▸ RECORDS:
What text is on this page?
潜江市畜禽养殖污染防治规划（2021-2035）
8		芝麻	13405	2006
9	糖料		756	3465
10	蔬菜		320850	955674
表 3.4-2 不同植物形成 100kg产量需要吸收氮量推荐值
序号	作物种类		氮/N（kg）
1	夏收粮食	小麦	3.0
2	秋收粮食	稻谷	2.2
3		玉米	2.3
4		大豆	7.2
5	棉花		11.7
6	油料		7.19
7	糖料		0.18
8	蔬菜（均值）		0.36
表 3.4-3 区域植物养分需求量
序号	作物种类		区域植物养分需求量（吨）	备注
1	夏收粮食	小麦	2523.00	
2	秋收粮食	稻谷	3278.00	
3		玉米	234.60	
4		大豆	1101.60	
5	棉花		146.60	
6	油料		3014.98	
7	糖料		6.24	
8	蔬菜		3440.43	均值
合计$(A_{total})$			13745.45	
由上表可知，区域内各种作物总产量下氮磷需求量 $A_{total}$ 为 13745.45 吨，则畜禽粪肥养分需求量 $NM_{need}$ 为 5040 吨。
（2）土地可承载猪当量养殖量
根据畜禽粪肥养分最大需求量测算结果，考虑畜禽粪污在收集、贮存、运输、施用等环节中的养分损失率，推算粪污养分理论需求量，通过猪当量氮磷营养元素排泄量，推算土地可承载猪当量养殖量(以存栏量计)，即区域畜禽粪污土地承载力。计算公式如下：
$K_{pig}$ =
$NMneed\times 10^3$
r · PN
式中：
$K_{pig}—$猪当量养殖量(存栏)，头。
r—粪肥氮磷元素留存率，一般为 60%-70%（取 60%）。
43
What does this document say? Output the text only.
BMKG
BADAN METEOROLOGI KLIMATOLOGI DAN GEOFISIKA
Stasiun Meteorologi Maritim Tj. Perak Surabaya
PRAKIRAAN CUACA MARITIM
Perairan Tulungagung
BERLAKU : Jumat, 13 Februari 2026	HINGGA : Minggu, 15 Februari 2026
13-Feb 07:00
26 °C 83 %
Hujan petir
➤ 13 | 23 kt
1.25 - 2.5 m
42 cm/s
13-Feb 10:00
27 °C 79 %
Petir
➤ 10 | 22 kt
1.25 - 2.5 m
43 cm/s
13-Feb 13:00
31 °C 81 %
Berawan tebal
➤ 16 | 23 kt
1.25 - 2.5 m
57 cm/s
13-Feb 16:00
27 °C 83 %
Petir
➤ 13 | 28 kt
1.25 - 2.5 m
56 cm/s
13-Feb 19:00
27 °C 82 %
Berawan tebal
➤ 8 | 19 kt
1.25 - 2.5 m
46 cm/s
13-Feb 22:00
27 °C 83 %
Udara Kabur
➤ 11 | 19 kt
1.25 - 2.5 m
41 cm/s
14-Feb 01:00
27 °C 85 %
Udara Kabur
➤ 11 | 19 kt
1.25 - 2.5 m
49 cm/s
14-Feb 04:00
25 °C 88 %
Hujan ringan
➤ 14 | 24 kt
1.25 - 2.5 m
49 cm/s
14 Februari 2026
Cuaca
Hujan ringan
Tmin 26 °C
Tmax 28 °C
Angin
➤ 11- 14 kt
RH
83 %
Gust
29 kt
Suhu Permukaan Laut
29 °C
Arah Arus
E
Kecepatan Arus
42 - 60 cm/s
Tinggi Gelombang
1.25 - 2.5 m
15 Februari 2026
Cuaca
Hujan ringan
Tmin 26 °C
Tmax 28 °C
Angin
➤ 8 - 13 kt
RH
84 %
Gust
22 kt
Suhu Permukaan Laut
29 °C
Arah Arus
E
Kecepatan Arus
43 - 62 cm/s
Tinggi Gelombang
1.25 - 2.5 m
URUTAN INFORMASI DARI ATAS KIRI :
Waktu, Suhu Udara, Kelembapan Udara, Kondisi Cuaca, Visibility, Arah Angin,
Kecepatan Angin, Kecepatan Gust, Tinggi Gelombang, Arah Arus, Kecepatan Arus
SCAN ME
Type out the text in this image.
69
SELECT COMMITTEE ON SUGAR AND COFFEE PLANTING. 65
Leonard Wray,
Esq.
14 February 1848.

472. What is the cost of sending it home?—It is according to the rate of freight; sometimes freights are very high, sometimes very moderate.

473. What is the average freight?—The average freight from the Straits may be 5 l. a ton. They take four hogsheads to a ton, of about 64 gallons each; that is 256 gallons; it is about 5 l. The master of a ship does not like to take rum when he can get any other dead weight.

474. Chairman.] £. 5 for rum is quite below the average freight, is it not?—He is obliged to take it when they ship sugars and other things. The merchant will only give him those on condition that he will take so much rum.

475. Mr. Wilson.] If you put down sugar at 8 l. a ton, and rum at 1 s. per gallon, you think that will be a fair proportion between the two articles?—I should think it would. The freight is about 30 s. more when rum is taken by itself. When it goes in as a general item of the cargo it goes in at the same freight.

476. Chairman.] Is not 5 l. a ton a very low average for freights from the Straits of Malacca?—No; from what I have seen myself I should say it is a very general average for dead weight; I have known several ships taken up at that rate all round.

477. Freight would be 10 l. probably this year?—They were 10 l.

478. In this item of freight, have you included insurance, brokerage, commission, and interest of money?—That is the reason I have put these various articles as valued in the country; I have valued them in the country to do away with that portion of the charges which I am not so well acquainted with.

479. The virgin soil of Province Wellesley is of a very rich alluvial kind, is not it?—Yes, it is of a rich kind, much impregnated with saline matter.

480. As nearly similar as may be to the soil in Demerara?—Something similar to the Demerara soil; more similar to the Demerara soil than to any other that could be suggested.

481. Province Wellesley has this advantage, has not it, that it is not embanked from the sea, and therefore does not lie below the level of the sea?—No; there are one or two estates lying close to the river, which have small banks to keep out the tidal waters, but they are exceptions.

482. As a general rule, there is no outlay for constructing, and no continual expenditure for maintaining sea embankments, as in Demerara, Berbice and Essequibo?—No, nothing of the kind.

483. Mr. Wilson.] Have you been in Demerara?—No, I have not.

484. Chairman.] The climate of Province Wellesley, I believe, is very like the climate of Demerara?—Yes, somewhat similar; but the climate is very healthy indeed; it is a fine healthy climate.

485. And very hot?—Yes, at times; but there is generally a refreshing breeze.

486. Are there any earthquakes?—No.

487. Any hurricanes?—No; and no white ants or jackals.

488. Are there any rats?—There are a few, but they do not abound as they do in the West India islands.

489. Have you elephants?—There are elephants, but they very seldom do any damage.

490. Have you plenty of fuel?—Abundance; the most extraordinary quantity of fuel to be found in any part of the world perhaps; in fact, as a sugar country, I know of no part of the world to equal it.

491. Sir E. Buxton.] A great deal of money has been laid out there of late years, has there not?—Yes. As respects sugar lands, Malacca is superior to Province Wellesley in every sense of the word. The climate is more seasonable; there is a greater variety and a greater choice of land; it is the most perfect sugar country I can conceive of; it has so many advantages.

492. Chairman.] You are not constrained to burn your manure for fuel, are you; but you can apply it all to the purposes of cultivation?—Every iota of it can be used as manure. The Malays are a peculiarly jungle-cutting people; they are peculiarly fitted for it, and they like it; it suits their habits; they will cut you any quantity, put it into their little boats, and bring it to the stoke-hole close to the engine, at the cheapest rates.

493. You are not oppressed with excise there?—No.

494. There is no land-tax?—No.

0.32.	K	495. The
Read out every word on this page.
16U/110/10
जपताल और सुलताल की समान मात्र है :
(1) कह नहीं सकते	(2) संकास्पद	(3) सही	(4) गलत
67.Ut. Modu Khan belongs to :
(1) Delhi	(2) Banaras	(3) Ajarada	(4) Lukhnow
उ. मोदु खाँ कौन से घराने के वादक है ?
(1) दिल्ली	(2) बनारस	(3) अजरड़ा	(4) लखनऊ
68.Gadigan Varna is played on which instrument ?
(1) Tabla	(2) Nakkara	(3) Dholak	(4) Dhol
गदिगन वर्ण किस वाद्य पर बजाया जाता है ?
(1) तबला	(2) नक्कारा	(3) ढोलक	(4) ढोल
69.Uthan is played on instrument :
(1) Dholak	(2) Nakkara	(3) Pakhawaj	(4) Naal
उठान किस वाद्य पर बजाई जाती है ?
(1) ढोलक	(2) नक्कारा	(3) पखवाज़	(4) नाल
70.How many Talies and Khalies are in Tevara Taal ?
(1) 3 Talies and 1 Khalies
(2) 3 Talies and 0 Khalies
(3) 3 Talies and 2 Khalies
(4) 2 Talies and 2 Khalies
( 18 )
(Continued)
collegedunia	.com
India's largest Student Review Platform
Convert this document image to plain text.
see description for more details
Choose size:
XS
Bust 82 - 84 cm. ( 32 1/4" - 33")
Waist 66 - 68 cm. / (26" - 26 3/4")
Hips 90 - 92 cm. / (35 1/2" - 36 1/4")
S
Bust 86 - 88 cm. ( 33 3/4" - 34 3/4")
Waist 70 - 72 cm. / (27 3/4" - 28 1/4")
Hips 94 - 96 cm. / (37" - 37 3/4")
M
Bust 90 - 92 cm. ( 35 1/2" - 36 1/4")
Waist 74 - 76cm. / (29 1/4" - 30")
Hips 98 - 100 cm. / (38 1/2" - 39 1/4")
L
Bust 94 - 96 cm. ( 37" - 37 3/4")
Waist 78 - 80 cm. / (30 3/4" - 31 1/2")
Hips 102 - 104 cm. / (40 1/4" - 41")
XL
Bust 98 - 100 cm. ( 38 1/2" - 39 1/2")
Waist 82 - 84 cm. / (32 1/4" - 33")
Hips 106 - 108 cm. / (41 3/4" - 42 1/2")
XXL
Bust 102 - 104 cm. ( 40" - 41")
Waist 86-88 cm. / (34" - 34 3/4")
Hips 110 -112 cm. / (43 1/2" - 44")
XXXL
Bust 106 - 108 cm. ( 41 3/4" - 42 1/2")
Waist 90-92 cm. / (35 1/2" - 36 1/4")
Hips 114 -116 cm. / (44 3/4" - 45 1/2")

▸ THE TASK: Reply with one number only: the count of lines in the entries that contain "区域植物养分需求量".

▸ THE RESPONSE: 2